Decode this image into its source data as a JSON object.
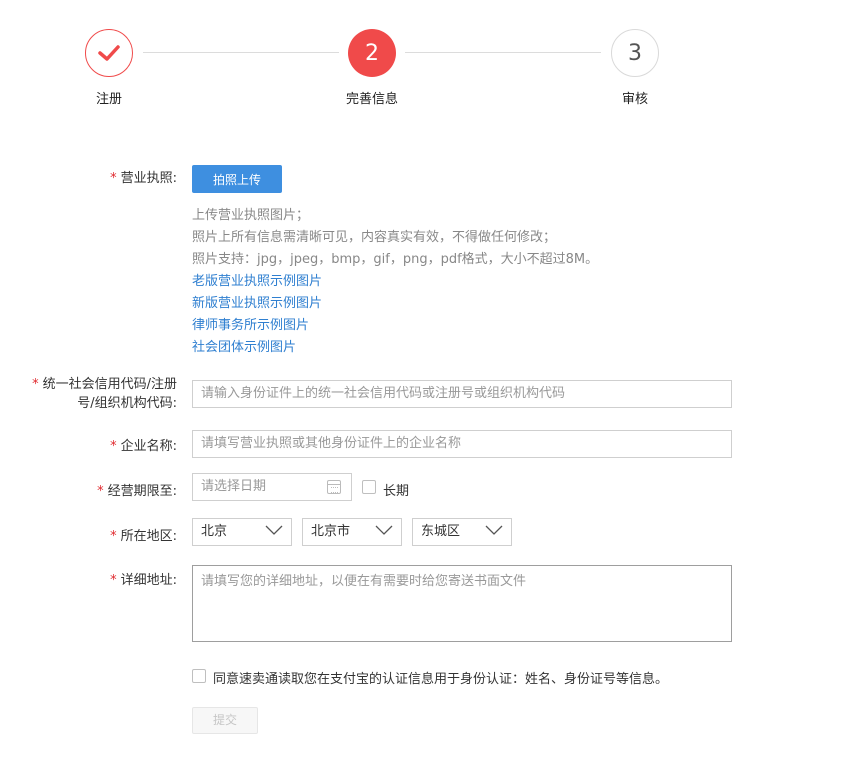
{
  "stepper": {
    "steps": [
      {
        "label": "注册",
        "number": "",
        "state": "done"
      },
      {
        "label": "完善信息",
        "number": "2",
        "state": "active"
      },
      {
        "label": "审核",
        "number": "3",
        "state": "todo"
      }
    ],
    "accent_color": "#f04a4a"
  },
  "license": {
    "label": "营业执照:",
    "upload_button": "拍照上传",
    "hints": [
      "上传营业执照图片；",
      "照片上所有信息需清晰可见，内容真实有效，不得做任何修改；",
      "照片支持：jpg，jpeg，bmp，gif，png，pdf格式，大小不超过8M。"
    ],
    "links": [
      "老版营业执照示例图片",
      "新版营业执照示例图片",
      "律师事务所示例图片",
      "社会团体示例图片"
    ]
  },
  "credit_code": {
    "label_line1": "统一社会信用代码/注册",
    "label_line2": "号/组织机构代码:",
    "placeholder": "请输入身份证件上的统一社会信用代码或注册号或组织机构代码"
  },
  "company_name": {
    "label": "企业名称:",
    "placeholder": "请填写营业执照或其他身份证件上的企业名称"
  },
  "period": {
    "label": "经营期限至:",
    "placeholder": "请选择日期",
    "long_term_label": "长期"
  },
  "region": {
    "label": "所在地区:",
    "province": "北京",
    "city": "北京市",
    "district": "东城区"
  },
  "address": {
    "label": "详细地址:",
    "placeholder": "请填写您的详细地址，以便在有需要时给您寄送书面文件"
  },
  "agreement": {
    "text": "同意速卖通读取您在支付宝的认证信息用于身份认证：姓名、身份证号等信息。"
  },
  "submit_label": "提交",
  "required_mark": "*"
}
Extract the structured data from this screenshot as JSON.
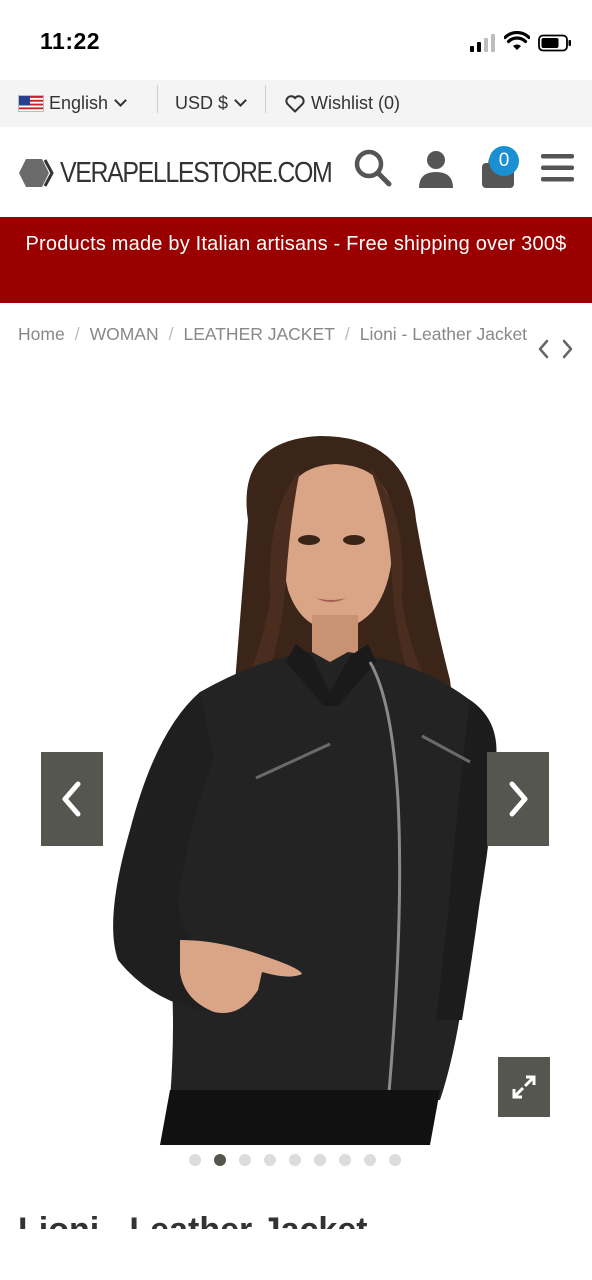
{
  "status_bar": {
    "time": "11:22"
  },
  "util_bar": {
    "language": "English",
    "currency": "USD $",
    "wishlist": "Wishlist (0)"
  },
  "header": {
    "logo_text": "VERAPELLESTORE.COM",
    "cart_count": "0",
    "icons": [
      "search-icon",
      "user-icon",
      "cart-icon",
      "menu-icon"
    ]
  },
  "promo": {
    "text": "Products made by Italian artisans - Free shipping over 300$"
  },
  "breadcrumb": {
    "items": [
      "Home",
      "WOMAN",
      "LEATHER JACKET",
      "Lioni - Leather Jacket"
    ]
  },
  "gallery": {
    "image_count": 9,
    "active_index": 1
  },
  "product": {
    "title": "Lioni - Leather Jacket"
  },
  "colors": {
    "promo_bg": "#9a0000",
    "badge": "#1a8fd1",
    "gallery_buttons": "#55564f"
  }
}
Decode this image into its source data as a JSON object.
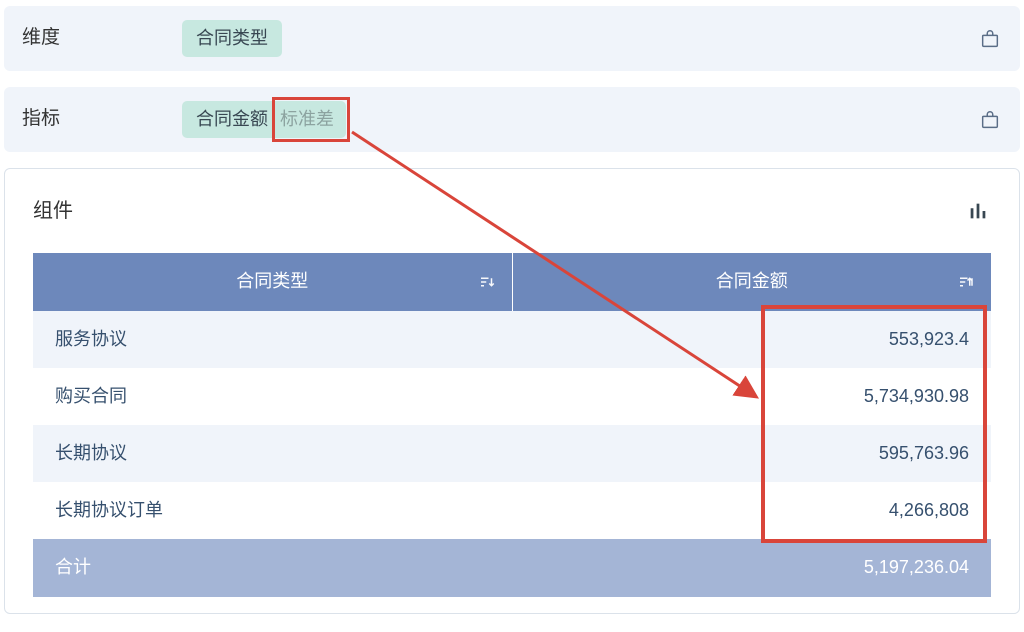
{
  "config": {
    "dimension": {
      "label": "维度",
      "chip": "合同类型"
    },
    "metric": {
      "label": "指标",
      "chip_primary": "合同金额",
      "chip_suffix": "标准差"
    }
  },
  "component": {
    "title": "组件",
    "columns": {
      "col1": "合同类型",
      "col2": "合同金额"
    },
    "rows": [
      {
        "cat": "服务协议",
        "val": "553,923.4"
      },
      {
        "cat": "购买合同",
        "val": "5,734,930.98"
      },
      {
        "cat": "长期协议",
        "val": "595,763.96"
      },
      {
        "cat": "长期协议订单",
        "val": "4,266,808"
      }
    ],
    "footer": {
      "label": "合计",
      "val": "5,197,236.04"
    }
  },
  "icons": {
    "config": "config-icon",
    "chart": "chart-icon",
    "sort": "sort-icon"
  },
  "chart_data": {
    "type": "table",
    "title": "组件",
    "columns": [
      "合同类型",
      "合同金额"
    ],
    "rows": [
      [
        "服务协议",
        553923.4
      ],
      [
        "购买合同",
        5734930.98
      ],
      [
        "长期协议",
        595763.96
      ],
      [
        "长期协议订单",
        4266808
      ]
    ],
    "footer": [
      "合计",
      5197236.04
    ]
  },
  "colors": {
    "header_blue": "#6d88bb",
    "footer_blue": "#a4b5d6",
    "row_alt": "#f0f4fa",
    "chip_bg": "#c7e8e0",
    "annotation": "#d9453a"
  }
}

□ □ □ □ □

● **SET EXERCISE**:
Transcribe the full listing character for character. Pictures are excluded.

● **SOLUTION**:
Decode this image into its source data as a JSON object.
{
  "stepper": {
    "steps": [
      {
        "label": "注册",
        "number": "",
        "state": "done"
      },
      {
        "label": "完善信息",
        "number": "2",
        "state": "active"
      },
      {
        "label": "审核",
        "number": "3",
        "state": "todo"
      }
    ],
    "accent_color": "#f04a4a"
  },
  "license": {
    "label": "营业执照:",
    "upload_button": "拍照上传",
    "hints": [
      "上传营业执照图片；",
      "照片上所有信息需清晰可见，内容真实有效，不得做任何修改；",
      "照片支持：jpg，jpeg，bmp，gif，png，pdf格式，大小不超过8M。"
    ],
    "links": [
      "老版营业执照示例图片",
      "新版营业执照示例图片",
      "律师事务所示例图片",
      "社会团体示例图片"
    ]
  },
  "credit_code": {
    "label_line1": "统一社会信用代码/注册",
    "label_line2": "号/组织机构代码:",
    "placeholder": "请输入身份证件上的统一社会信用代码或注册号或组织机构代码"
  },
  "company_name": {
    "label": "企业名称:",
    "placeholder": "请填写营业执照或其他身份证件上的企业名称"
  },
  "period": {
    "label": "经营期限至:",
    "placeholder": "请选择日期",
    "long_term_label": "长期"
  },
  "region": {
    "label": "所在地区:",
    "province": "北京",
    "city": "北京市",
    "district": "东城区"
  },
  "address": {
    "label": "详细地址:",
    "placeholder": "请填写您的详细地址，以便在有需要时给您寄送书面文件"
  },
  "agreement": {
    "text": "同意速卖通读取您在支付宝的认证信息用于身份认证：姓名、身份证号等信息。"
  },
  "submit_label": "提交",
  "required_mark": "*"
}
Extract the structured data from this screenshot as JSON.
{
  "status_bar": {
    "time": "11:22"
  },
  "util_bar": {
    "language": "English",
    "currency": "USD $",
    "wishlist": "Wishlist (0)"
  },
  "header": {
    "logo_text": "VERAPELLESTORE.COM",
    "cart_count": "0",
    "icons": [
      "search-icon",
      "user-icon",
      "cart-icon",
      "menu-icon"
    ]
  },
  "promo": {
    "text": "Products made by Italian artisans - Free shipping over 300$"
  },
  "breadcrumb": {
    "items": [
      "Home",
      "WOMAN",
      "LEATHER JACKET",
      "Lioni - Leather Jacket"
    ]
  },
  "gallery": {
    "image_count": 9,
    "active_index": 1
  },
  "product": {
    "title": "Lioni - Leather Jacket"
  },
  "colors": {
    "promo_bg": "#9a0000",
    "badge": "#1a8fd1",
    "gallery_buttons": "#55564f"
  }
}
Decode this image into its source data as a JSON object.
{
  "config": {
    "dimension": {
      "label": "维度",
      "chip": "合同类型"
    },
    "metric": {
      "label": "指标",
      "chip_primary": "合同金额",
      "chip_suffix": "标准差"
    }
  },
  "component": {
    "title": "组件",
    "columns": {
      "col1": "合同类型",
      "col2": "合同金额"
    },
    "rows": [
      {
        "cat": "服务协议",
        "val": "553,923.4"
      },
      {
        "cat": "购买合同",
        "val": "5,734,930.98"
      },
      {
        "cat": "长期协议",
        "val": "595,763.96"
      },
      {
        "cat": "长期协议订单",
        "val": "4,266,808"
      }
    ],
    "footer": {
      "label": "合计",
      "val": "5,197,236.04"
    }
  },
  "icons": {
    "config": "config-icon",
    "chart": "chart-icon",
    "sort": "sort-icon"
  },
  "chart_data": {
    "type": "table",
    "title": "组件",
    "columns": [
      "合同类型",
      "合同金额"
    ],
    "rows": [
      [
        "服务协议",
        553923.4
      ],
      [
        "购买合同",
        5734930.98
      ],
      [
        "长期协议",
        595763.96
      ],
      [
        "长期协议订单",
        4266808
      ]
    ],
    "footer": [
      "合计",
      5197236.04
    ]
  },
  "colors": {
    "header_blue": "#6d88bb",
    "footer_blue": "#a4b5d6",
    "row_alt": "#f0f4fa",
    "chip_bg": "#c7e8e0",
    "annotation": "#d9453a"
  }
}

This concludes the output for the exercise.